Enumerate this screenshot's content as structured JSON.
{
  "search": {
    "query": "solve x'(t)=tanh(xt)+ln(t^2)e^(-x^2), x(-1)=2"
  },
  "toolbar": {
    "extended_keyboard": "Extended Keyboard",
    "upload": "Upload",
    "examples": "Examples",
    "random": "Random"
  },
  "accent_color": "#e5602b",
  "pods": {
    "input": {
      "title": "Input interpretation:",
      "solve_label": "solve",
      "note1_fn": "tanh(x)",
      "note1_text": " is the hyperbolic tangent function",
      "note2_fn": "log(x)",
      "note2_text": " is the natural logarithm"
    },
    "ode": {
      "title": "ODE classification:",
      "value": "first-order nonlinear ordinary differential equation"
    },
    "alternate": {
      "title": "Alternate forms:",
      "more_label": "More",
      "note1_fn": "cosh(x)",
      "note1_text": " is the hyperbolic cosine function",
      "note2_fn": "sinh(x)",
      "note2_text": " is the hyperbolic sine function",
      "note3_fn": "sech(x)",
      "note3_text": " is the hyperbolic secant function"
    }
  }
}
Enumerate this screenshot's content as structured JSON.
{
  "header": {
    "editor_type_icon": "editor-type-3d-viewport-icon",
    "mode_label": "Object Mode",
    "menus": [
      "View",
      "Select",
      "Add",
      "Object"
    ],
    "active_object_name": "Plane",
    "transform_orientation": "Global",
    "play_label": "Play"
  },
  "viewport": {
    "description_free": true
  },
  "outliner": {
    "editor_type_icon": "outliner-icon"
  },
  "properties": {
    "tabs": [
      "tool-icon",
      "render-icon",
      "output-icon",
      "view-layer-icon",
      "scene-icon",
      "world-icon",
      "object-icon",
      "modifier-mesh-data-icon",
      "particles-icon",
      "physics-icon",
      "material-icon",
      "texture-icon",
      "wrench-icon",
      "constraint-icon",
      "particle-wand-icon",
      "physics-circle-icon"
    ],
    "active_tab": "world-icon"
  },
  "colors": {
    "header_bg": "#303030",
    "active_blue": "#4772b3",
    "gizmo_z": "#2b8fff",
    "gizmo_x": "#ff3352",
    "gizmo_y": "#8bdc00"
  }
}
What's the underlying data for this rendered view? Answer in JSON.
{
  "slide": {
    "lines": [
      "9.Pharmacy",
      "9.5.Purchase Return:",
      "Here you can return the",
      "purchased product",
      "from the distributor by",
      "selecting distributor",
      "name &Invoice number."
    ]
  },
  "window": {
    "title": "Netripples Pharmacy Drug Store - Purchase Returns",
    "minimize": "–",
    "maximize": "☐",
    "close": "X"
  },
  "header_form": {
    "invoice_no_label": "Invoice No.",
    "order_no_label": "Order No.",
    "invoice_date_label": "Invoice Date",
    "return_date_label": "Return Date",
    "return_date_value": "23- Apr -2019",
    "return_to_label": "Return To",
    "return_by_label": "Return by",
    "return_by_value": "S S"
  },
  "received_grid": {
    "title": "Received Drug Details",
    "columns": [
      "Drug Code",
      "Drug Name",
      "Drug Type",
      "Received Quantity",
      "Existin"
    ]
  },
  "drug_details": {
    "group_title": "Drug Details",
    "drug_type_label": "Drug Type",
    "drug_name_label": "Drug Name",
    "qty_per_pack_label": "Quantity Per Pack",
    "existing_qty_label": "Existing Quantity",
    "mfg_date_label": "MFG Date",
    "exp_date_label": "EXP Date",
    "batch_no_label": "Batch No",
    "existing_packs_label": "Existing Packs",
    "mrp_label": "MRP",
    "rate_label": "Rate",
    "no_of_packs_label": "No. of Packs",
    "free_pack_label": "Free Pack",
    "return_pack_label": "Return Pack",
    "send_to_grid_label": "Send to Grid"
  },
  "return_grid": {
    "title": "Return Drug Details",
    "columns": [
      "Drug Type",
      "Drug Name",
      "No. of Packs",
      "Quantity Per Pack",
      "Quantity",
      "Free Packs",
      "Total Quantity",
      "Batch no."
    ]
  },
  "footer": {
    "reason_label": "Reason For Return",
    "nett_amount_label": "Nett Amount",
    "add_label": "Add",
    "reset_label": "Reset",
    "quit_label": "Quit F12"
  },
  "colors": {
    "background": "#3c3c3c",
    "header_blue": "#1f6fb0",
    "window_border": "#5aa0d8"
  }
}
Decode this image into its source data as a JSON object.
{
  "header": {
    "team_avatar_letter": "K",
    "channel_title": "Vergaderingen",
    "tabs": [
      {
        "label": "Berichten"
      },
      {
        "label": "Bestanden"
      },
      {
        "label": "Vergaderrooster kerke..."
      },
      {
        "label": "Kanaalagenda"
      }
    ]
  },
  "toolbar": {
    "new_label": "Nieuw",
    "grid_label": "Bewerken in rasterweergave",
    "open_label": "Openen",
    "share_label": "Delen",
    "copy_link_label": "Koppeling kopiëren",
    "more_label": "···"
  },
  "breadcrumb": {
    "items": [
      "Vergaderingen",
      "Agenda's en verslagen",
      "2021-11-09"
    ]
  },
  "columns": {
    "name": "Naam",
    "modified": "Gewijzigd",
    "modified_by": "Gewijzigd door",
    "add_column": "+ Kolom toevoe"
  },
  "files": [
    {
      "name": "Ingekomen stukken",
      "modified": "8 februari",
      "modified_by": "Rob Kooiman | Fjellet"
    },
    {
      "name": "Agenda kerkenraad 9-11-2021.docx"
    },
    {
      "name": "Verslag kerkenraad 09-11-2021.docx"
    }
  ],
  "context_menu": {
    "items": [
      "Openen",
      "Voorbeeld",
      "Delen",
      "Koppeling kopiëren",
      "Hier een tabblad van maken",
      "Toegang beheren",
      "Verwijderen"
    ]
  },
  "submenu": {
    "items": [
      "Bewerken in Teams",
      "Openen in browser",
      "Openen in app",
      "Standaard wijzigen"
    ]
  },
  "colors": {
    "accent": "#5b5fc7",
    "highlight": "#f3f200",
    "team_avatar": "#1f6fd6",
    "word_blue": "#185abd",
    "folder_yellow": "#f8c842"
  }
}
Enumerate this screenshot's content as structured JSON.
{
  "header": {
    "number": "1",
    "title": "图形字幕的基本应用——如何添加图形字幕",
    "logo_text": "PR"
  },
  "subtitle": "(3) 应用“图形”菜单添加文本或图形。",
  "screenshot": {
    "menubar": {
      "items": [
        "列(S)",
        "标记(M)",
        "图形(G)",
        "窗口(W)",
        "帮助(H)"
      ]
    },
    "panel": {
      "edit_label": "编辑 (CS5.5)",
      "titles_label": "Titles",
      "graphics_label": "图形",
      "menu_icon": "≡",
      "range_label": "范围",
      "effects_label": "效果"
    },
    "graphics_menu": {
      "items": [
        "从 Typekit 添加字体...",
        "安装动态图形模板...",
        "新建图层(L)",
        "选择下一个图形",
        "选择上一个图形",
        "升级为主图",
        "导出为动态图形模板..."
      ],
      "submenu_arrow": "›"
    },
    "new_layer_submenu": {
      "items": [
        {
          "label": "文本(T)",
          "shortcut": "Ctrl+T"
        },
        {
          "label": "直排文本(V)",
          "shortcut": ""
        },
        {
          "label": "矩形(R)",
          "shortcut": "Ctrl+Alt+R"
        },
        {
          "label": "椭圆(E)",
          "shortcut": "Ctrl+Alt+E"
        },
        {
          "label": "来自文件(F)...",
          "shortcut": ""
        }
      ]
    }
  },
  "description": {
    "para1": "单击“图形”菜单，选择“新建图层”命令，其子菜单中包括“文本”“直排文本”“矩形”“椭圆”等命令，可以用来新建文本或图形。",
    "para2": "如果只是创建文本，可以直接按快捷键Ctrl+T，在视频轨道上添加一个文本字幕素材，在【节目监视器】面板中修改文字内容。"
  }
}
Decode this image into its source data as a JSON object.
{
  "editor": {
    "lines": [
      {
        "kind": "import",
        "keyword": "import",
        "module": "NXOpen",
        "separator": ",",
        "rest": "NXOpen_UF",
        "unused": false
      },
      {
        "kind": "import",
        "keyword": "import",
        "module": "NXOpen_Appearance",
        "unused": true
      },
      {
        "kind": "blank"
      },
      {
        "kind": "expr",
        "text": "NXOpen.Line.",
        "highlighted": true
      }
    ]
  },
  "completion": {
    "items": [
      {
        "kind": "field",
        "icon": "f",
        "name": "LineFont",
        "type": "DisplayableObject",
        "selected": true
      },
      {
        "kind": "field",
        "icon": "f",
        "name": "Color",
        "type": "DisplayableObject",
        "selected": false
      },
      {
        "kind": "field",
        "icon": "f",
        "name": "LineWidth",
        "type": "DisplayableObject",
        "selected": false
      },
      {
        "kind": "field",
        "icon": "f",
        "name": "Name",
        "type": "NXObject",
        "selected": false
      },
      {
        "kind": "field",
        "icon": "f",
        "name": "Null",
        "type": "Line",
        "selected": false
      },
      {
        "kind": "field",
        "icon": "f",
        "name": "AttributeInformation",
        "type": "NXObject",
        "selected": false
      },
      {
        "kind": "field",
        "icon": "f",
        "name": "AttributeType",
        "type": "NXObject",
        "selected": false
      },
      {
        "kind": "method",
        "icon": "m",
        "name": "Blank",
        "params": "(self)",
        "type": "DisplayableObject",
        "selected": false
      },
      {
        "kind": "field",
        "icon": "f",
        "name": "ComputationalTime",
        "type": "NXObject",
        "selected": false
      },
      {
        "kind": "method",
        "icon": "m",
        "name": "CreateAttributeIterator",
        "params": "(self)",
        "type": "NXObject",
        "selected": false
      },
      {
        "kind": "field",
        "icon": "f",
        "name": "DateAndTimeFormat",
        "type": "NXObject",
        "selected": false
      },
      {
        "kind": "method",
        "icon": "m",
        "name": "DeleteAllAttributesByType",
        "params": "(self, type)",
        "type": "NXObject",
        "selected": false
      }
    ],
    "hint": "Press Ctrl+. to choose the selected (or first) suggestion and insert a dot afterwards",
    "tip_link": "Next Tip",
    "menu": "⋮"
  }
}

Problem
Copy out the lines in which the string "shortcut" appears.

Result for this task
          "shortcut": "Ctrl+T"
          "shortcut": ""
          "shortcut": "Ctrl+Alt+R"
          "shortcut": "Ctrl+Alt+E"
          "shortcut": ""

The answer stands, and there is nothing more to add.